SHORT TASK ->
Using the data below, copy every line that contains the word "ylabel".

[start THE RECORDS]

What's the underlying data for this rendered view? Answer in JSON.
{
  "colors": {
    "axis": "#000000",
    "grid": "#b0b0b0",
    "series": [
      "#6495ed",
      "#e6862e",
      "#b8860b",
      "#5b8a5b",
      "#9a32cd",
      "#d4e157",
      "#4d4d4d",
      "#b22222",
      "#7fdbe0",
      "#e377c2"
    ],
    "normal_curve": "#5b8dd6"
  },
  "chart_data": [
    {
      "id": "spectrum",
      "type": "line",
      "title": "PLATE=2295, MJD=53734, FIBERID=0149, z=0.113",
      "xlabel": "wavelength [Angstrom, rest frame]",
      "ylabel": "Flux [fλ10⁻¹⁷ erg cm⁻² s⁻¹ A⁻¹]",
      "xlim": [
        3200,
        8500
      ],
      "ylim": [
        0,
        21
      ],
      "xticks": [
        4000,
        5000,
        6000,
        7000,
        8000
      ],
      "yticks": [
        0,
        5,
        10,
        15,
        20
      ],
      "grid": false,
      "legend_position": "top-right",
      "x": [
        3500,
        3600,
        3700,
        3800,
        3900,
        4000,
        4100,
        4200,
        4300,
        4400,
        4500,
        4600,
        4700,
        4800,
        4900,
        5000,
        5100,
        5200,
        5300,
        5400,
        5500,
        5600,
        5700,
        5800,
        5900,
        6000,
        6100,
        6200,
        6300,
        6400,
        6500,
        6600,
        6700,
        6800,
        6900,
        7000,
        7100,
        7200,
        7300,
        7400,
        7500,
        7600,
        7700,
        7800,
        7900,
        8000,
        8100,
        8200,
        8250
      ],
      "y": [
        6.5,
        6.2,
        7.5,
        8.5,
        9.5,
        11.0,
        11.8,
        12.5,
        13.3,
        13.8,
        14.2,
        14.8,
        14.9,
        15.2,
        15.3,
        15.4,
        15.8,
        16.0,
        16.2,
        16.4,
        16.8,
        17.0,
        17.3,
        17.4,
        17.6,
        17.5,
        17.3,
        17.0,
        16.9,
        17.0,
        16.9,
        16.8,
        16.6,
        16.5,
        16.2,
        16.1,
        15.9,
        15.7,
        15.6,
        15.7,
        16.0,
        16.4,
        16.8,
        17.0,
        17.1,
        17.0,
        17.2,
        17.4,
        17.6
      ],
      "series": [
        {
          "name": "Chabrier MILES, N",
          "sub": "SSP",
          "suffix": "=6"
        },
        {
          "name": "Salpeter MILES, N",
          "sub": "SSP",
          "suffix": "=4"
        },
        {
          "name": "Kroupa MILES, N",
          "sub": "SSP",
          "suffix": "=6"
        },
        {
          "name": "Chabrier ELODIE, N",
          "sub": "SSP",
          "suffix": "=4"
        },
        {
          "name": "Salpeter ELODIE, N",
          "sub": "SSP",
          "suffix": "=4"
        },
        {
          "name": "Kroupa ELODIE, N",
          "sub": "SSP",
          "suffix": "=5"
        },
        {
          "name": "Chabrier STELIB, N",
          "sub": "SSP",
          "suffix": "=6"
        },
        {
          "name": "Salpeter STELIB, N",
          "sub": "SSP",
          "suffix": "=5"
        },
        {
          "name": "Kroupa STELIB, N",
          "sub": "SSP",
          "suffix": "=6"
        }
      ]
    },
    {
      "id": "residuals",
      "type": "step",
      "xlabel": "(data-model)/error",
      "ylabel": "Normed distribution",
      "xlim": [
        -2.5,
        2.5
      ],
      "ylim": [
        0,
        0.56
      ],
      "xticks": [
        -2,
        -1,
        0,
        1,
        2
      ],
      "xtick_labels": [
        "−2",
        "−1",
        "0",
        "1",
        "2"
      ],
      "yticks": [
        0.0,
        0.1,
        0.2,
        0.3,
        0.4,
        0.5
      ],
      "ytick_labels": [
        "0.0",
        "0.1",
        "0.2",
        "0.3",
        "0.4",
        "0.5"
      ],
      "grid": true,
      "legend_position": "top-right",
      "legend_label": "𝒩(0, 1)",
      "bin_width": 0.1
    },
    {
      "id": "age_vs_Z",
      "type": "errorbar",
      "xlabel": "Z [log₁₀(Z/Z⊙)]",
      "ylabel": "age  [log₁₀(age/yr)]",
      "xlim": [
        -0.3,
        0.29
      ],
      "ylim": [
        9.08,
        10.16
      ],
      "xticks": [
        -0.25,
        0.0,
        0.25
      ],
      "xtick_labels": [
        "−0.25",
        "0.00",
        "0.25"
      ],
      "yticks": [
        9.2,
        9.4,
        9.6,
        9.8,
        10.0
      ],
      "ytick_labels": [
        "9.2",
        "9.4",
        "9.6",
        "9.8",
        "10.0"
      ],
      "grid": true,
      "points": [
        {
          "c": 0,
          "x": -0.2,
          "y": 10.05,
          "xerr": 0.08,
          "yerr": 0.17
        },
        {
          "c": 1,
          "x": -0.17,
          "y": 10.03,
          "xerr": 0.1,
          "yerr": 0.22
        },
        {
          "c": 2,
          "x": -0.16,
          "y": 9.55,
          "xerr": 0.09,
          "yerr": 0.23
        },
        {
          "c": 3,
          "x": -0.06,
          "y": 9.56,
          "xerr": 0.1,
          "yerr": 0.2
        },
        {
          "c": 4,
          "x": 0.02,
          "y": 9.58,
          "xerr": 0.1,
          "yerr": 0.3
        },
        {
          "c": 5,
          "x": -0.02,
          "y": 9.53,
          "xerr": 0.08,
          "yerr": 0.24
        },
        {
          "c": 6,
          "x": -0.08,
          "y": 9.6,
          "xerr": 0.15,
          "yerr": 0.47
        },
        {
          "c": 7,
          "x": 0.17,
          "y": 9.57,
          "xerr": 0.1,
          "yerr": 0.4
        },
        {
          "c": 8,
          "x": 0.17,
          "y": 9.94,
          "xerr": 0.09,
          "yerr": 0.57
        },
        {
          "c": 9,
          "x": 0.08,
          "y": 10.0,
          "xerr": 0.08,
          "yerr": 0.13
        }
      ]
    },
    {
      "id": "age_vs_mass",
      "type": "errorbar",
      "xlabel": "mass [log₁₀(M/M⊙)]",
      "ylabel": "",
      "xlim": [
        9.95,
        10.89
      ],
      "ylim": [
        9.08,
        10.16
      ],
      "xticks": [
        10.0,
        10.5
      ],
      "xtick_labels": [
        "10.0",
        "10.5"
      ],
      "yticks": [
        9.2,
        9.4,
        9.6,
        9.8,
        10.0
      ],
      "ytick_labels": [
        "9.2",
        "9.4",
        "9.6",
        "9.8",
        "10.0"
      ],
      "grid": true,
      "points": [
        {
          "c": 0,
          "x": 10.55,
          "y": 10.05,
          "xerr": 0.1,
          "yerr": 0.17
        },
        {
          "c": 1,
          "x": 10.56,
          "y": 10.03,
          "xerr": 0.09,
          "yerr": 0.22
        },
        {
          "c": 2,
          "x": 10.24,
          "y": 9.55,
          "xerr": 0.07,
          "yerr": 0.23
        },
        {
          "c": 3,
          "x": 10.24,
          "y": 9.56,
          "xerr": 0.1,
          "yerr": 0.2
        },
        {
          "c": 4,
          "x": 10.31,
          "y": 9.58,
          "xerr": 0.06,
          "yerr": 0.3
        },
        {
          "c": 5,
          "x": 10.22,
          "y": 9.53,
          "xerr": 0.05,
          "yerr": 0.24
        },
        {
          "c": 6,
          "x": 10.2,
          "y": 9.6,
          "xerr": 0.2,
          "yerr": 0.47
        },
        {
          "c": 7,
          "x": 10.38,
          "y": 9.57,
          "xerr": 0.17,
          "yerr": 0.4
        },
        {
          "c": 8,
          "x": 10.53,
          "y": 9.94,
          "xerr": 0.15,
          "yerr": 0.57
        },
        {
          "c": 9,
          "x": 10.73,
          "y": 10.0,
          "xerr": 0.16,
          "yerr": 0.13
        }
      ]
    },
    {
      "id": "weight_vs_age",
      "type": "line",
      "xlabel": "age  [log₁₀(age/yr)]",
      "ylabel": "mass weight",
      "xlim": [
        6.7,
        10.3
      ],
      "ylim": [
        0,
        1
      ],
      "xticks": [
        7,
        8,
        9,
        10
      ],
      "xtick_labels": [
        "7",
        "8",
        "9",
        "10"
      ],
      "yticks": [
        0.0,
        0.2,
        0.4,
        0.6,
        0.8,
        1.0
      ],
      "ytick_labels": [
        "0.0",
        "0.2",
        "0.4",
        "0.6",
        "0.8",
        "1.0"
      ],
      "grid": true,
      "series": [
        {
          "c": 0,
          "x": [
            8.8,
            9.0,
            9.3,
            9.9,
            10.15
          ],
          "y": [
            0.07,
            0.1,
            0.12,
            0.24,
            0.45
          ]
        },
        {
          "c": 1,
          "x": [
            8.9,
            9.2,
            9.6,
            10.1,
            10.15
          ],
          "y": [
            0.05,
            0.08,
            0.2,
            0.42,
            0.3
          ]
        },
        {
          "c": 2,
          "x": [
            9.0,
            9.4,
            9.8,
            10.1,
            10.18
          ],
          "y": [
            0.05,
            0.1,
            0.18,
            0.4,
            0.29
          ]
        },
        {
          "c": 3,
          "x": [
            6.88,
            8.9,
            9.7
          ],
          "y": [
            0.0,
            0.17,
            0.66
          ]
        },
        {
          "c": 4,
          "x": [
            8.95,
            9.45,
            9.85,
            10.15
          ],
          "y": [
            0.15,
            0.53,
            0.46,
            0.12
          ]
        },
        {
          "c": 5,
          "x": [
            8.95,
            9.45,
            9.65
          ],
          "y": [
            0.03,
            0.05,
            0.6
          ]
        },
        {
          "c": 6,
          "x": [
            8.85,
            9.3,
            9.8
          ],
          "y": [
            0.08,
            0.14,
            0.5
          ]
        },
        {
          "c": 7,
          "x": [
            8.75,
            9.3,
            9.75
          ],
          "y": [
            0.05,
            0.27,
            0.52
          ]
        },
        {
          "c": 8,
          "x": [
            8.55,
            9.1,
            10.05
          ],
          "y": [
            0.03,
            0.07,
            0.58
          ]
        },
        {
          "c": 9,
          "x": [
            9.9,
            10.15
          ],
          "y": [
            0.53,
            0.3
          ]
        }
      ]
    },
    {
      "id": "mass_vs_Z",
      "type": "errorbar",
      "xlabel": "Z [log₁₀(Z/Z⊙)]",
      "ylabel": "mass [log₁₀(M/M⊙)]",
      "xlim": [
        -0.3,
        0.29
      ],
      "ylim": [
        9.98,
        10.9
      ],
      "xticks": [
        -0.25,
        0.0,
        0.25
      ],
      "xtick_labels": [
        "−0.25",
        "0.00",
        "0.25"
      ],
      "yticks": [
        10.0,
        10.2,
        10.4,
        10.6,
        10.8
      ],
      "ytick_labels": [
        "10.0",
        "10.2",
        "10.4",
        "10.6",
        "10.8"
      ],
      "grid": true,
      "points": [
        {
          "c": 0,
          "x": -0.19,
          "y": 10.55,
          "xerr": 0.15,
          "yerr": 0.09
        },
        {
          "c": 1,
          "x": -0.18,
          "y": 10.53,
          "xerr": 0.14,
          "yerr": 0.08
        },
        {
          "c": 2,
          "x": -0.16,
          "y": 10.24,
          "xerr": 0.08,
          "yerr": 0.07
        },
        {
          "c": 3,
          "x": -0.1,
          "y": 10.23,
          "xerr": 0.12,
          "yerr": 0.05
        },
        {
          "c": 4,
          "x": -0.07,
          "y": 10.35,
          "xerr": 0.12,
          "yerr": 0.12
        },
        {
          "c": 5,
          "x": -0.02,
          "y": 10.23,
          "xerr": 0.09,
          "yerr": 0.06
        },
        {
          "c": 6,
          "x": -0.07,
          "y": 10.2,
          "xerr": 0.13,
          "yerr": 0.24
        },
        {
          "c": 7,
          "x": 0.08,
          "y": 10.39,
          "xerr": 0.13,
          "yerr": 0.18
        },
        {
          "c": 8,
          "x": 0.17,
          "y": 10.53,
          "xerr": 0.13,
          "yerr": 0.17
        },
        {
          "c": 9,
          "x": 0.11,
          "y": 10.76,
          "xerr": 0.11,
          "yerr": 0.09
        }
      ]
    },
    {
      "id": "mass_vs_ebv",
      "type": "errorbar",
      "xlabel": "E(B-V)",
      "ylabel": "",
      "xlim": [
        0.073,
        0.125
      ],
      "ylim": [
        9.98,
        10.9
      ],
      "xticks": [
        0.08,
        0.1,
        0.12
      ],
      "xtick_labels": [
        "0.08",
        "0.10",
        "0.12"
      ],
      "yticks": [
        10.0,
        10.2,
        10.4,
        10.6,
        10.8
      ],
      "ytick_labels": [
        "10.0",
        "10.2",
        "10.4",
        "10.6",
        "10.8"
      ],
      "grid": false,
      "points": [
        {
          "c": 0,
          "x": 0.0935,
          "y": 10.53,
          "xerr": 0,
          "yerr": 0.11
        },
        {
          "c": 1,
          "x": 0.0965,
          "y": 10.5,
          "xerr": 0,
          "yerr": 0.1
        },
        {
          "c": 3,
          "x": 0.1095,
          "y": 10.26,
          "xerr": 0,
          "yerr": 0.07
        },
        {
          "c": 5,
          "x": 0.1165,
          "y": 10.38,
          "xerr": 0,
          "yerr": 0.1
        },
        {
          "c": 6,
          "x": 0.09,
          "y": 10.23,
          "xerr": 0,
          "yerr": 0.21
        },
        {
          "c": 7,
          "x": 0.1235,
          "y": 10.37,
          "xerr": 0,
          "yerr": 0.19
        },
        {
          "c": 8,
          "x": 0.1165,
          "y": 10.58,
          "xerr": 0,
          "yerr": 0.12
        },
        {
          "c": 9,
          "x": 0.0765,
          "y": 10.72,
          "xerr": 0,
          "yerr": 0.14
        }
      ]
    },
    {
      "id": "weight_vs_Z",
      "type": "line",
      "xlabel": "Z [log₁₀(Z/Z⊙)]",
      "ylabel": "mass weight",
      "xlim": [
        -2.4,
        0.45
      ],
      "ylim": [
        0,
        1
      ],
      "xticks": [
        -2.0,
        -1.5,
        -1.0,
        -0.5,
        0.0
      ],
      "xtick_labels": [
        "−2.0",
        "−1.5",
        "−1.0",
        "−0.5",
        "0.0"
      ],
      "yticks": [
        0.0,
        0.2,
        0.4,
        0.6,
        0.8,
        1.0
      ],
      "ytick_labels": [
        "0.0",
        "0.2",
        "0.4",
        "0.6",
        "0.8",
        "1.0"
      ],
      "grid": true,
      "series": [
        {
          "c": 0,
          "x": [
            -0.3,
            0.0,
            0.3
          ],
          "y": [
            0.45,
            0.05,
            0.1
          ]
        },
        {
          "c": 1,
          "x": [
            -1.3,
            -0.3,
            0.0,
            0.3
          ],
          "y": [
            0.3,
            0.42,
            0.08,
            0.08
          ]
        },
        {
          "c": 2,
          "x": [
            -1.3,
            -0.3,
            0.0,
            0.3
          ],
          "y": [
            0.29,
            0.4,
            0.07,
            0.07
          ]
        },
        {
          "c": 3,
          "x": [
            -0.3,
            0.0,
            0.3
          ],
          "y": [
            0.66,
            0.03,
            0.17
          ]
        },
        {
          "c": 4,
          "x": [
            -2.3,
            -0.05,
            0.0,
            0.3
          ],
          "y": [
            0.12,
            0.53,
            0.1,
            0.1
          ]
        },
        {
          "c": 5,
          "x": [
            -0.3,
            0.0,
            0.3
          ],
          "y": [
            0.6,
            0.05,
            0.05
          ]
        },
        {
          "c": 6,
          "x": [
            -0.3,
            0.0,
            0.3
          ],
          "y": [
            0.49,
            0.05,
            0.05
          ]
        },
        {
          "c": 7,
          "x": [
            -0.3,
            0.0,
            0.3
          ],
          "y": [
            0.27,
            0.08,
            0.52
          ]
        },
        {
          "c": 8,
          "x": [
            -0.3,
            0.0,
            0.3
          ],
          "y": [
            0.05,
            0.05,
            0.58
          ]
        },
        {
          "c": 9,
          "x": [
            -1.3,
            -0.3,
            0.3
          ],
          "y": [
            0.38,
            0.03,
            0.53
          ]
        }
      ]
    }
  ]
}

[end THE RECORDS]

RESULT ->
      "ylabel": "Flux [fλ10⁻¹⁷ erg cm⁻² s⁻¹ A⁻¹]",
      "ylabel": "Normed distribution",
      "ylabel": "age  [log₁₀(age/yr)]",
      "ylabel": "",
      "ylabel": "mass weight",
      "ylabel": "mass [log₁₀(M/M⊙)]",
      "ylabel": "",
      "ylabel": "mass weight",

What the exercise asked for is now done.